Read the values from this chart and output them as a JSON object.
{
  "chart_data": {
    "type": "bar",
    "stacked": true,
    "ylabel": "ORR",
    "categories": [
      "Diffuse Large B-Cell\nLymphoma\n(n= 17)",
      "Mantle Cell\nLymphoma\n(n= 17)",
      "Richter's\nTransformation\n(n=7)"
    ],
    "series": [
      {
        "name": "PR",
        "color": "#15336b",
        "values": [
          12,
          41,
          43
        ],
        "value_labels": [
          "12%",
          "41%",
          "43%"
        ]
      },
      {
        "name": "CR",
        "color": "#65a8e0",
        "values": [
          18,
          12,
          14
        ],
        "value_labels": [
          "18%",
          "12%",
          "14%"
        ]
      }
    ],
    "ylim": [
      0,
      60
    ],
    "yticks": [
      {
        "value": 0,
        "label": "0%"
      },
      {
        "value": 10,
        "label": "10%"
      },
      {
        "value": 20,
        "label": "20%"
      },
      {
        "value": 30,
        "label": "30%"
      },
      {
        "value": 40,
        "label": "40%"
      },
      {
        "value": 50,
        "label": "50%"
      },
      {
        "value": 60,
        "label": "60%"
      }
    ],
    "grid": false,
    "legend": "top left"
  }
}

══════════

> _The task_
Copy each line holding the word "Cell" from the listing above.

> _Result_
      "Diffuse Large B-Cell\nLymphoma\n(n= 17)",
      "Mantle Cell\nLymphoma\n(n= 17)",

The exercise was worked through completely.